Instructions to follow >>
Show all lines holding "селе".

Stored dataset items
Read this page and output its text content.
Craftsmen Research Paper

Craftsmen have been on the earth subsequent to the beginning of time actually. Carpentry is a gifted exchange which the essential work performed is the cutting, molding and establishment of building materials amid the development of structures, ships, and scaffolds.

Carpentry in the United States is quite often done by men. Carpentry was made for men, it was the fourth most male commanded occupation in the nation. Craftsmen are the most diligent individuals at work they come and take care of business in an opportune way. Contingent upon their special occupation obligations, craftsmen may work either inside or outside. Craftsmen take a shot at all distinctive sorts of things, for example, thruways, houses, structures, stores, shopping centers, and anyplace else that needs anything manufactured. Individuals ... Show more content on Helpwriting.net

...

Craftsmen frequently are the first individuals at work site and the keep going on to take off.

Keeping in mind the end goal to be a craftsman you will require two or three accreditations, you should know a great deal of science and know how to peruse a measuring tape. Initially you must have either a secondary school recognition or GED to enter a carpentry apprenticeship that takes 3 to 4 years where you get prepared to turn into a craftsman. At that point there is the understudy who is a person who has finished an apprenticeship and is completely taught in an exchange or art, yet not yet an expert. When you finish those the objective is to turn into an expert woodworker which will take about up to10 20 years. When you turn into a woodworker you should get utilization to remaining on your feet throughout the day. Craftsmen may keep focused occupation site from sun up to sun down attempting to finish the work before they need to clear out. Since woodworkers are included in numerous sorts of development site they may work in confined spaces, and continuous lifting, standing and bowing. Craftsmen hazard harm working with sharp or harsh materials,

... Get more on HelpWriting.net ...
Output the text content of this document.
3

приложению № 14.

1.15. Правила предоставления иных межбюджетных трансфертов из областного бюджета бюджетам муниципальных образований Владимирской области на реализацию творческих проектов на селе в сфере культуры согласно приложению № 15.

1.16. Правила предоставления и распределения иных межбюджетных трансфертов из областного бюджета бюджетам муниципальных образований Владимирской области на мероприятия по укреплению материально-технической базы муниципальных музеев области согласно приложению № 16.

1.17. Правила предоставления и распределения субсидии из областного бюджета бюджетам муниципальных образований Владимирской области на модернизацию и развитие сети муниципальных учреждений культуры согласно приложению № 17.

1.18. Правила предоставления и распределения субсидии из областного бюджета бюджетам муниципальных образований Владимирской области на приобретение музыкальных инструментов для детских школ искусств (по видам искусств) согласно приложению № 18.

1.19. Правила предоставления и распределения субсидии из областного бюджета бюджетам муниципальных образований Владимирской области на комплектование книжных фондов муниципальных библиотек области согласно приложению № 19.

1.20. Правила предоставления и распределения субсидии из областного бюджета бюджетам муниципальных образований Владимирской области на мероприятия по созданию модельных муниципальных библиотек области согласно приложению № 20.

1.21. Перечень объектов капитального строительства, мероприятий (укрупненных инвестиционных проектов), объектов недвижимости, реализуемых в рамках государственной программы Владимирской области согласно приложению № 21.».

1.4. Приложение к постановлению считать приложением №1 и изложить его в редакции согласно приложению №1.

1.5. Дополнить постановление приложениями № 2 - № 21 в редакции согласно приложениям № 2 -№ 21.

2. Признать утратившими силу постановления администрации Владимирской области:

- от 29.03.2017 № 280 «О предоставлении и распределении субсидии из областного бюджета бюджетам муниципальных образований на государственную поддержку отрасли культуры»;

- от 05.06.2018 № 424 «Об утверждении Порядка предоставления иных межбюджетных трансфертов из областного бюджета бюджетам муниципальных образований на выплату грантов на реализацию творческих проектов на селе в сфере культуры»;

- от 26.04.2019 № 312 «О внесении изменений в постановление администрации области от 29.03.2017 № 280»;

Response below >>
1.15. Правила предоставления иных межбюджетных трансфертов из областного бюджета бюджетам муниципальных образований Владимирской области на реализацию творческих проектов на селе в сфере культуры согласно приложению № 15.
- от 05.06.2018 № 424 «Об утверждении Порядка предоставления иных межбюджетных трансфертов из областного бюджета бюджетам муниципальных образований на выплату грантов на реализацию творческих проектов на селе в сфере культуры»;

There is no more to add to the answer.